▸ **AIM**: Go through the entries below and count the lines holding the word "黑讫支部". Reply with only the number, please.

========================

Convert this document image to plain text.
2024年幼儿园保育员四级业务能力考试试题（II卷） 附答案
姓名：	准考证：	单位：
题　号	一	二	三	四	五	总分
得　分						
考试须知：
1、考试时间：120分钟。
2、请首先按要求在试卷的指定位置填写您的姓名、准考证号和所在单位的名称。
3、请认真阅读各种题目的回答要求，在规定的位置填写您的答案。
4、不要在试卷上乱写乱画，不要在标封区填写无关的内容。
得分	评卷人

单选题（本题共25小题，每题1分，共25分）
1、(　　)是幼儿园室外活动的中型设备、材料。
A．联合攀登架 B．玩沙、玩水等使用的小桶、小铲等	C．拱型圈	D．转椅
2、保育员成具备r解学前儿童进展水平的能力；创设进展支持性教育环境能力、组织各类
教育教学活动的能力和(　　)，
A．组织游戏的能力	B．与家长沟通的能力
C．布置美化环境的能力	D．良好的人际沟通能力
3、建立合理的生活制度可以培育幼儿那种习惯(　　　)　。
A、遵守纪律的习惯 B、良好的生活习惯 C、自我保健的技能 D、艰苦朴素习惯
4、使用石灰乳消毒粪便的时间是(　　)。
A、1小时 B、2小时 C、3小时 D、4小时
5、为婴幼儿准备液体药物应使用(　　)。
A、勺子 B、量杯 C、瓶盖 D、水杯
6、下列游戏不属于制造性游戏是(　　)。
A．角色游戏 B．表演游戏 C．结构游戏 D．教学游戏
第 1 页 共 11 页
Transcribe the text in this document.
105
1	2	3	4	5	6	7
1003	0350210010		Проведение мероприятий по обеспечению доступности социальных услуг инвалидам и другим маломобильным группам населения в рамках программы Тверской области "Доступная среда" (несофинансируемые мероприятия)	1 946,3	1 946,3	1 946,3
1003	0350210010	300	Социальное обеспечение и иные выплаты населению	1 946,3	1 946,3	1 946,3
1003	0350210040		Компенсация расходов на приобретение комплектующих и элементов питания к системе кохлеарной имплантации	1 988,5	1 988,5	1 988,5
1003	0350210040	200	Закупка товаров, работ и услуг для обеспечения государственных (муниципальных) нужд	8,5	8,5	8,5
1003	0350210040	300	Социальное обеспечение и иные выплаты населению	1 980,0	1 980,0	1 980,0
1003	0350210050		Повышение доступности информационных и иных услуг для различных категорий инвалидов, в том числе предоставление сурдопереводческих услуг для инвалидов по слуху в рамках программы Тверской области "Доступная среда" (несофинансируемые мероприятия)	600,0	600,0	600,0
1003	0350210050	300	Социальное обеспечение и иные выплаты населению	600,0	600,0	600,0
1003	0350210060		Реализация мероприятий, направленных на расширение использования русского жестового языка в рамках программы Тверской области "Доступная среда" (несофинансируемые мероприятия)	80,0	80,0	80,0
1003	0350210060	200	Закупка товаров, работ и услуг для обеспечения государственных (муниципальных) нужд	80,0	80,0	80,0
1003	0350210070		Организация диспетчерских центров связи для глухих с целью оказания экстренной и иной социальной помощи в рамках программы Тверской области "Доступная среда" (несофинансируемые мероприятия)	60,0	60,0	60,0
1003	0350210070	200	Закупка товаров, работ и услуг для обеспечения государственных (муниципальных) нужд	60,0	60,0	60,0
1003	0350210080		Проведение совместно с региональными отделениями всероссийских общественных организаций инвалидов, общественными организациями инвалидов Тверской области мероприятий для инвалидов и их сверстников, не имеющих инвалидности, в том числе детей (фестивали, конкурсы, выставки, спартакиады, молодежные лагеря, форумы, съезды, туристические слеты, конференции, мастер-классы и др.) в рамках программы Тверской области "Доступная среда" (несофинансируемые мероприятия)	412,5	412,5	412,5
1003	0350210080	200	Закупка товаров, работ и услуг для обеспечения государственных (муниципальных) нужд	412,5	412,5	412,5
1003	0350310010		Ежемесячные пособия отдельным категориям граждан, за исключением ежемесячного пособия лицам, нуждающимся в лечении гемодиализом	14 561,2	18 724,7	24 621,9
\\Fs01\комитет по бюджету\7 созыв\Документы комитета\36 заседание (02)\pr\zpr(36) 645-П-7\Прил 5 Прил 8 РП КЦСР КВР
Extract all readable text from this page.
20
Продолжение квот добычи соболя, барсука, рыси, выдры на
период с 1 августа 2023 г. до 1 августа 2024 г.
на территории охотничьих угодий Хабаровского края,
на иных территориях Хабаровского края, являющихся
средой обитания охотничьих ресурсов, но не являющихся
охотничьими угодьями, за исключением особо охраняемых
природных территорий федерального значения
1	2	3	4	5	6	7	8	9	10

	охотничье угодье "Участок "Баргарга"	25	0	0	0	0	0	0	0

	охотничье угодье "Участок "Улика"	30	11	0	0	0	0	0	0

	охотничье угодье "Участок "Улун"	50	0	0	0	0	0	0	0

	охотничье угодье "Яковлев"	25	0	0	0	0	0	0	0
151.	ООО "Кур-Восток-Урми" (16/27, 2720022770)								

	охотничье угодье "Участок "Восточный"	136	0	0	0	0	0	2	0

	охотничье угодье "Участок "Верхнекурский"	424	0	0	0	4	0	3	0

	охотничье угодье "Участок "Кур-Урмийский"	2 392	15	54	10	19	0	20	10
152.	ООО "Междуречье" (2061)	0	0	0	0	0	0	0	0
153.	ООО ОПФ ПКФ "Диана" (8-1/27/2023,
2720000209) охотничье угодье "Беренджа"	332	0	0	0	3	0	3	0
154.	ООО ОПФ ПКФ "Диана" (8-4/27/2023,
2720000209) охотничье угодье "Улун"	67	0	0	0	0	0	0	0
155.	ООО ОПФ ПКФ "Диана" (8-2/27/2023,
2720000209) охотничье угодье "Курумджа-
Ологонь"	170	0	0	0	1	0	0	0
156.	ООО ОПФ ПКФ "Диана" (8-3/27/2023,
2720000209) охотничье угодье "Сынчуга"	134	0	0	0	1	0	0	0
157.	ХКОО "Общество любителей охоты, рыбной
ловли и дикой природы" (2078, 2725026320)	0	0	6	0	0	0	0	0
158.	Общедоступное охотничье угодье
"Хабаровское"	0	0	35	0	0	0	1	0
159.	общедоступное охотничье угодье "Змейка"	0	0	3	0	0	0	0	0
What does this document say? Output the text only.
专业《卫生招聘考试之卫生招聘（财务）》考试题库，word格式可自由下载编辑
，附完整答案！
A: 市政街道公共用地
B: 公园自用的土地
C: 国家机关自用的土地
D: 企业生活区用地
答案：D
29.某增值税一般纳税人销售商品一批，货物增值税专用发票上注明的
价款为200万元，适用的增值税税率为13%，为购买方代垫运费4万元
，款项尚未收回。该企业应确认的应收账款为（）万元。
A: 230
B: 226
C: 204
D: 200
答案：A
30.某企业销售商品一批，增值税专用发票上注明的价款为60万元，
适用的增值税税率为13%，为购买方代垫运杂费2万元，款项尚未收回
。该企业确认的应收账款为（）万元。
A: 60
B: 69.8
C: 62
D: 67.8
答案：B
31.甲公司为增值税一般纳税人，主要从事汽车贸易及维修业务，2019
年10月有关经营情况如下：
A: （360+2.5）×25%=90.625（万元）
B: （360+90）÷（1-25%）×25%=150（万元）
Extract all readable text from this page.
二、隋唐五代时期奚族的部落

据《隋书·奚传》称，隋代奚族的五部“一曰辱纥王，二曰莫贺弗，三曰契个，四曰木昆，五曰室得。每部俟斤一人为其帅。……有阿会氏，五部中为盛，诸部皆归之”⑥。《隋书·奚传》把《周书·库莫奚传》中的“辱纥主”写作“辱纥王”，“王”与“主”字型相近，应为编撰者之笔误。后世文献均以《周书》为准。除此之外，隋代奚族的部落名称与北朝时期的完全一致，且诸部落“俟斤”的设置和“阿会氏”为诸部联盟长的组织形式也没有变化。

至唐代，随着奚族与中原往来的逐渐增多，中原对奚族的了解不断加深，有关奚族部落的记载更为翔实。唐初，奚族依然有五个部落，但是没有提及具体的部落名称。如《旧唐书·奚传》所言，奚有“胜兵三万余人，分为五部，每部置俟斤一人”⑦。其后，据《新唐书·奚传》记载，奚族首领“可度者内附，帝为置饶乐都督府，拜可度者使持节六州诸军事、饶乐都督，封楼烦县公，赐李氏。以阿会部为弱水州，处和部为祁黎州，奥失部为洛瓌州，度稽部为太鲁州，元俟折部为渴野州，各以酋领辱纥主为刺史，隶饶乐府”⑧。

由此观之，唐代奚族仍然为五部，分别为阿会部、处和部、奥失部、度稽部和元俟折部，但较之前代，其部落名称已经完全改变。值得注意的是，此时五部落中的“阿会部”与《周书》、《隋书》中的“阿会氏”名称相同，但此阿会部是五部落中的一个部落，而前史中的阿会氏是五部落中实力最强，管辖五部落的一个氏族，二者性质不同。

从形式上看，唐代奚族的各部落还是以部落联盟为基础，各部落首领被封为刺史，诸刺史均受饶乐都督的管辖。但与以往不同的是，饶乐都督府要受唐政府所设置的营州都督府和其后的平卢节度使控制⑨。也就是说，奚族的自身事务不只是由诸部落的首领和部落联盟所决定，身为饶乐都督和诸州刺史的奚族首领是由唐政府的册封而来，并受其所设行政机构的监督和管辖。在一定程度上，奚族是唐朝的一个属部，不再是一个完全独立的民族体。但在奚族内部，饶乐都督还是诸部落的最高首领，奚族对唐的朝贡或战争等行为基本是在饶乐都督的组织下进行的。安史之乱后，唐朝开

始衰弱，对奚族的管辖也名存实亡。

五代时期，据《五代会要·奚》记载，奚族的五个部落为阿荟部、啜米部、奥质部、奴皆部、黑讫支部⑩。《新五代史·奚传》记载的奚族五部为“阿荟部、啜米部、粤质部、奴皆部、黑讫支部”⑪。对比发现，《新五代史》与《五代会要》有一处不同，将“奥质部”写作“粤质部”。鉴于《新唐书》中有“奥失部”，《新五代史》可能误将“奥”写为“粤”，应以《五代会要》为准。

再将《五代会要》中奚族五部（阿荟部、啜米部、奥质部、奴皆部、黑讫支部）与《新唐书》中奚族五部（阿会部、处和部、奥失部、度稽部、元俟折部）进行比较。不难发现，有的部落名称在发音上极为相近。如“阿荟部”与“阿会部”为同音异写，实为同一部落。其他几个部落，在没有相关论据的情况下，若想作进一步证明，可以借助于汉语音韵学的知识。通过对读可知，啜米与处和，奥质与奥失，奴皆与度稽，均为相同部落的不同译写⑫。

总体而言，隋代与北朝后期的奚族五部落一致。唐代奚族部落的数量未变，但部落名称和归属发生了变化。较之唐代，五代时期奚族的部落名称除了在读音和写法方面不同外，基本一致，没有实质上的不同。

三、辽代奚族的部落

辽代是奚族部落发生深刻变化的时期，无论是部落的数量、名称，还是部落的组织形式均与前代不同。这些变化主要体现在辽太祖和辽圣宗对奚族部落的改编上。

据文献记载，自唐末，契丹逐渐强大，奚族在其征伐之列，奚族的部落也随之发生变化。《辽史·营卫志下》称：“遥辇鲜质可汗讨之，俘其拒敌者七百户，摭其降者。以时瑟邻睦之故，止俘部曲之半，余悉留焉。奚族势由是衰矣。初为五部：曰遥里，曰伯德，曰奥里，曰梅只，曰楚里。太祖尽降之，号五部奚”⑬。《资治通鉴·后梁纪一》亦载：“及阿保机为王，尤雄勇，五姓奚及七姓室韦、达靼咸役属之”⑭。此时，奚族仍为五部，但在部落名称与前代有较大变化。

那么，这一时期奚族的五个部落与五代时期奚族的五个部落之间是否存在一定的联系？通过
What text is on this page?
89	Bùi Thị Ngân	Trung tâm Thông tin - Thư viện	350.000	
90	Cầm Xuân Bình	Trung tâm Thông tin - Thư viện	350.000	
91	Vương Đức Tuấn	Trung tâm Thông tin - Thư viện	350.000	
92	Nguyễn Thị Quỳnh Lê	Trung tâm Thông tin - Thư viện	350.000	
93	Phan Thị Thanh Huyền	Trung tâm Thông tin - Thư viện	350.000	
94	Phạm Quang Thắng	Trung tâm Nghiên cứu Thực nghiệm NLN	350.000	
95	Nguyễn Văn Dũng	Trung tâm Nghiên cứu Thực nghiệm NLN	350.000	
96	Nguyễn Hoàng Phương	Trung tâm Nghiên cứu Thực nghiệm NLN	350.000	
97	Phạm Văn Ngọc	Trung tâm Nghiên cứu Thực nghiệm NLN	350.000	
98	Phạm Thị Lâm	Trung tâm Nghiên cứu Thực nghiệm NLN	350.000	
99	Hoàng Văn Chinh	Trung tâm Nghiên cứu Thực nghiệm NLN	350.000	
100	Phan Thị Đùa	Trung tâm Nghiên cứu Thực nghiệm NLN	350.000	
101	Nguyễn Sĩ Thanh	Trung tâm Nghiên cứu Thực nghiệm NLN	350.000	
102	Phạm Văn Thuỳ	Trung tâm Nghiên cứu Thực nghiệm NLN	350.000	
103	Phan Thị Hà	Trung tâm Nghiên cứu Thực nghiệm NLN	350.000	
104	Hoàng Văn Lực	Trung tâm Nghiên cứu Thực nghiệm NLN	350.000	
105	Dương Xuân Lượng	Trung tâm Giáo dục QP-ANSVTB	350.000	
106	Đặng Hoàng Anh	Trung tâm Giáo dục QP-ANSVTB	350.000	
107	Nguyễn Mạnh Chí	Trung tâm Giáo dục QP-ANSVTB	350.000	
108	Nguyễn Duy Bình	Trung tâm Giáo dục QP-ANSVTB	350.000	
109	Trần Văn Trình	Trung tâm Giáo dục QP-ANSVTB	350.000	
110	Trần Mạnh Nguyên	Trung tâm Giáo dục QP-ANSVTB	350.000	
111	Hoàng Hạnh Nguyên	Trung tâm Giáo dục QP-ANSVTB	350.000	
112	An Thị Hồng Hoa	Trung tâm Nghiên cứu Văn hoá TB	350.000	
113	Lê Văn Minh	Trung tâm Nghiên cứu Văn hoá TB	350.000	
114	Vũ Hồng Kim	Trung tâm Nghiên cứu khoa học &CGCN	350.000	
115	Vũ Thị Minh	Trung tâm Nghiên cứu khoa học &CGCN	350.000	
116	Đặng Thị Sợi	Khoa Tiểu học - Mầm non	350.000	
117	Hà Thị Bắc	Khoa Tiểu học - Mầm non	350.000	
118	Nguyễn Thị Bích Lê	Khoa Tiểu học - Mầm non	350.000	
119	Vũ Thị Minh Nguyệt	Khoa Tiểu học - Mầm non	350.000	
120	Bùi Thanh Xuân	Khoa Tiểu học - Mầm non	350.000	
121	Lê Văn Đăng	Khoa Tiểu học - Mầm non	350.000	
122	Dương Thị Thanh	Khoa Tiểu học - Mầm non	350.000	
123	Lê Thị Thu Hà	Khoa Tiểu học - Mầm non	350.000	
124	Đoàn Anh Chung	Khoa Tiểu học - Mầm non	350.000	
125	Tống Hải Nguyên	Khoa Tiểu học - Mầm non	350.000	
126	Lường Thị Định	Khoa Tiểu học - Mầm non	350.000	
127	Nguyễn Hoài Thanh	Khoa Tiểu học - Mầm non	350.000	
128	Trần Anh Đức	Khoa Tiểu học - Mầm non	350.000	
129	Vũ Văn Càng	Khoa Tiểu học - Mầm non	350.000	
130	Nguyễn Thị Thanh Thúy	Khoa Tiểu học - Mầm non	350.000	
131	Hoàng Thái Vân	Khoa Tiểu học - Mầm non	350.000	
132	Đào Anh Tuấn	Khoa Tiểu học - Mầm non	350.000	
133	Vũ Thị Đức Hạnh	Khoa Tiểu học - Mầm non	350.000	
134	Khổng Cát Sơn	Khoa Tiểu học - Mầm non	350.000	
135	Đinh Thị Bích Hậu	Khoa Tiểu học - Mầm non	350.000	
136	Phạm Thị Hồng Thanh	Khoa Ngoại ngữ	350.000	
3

========================

▸ **COMPLETED TASK**: 2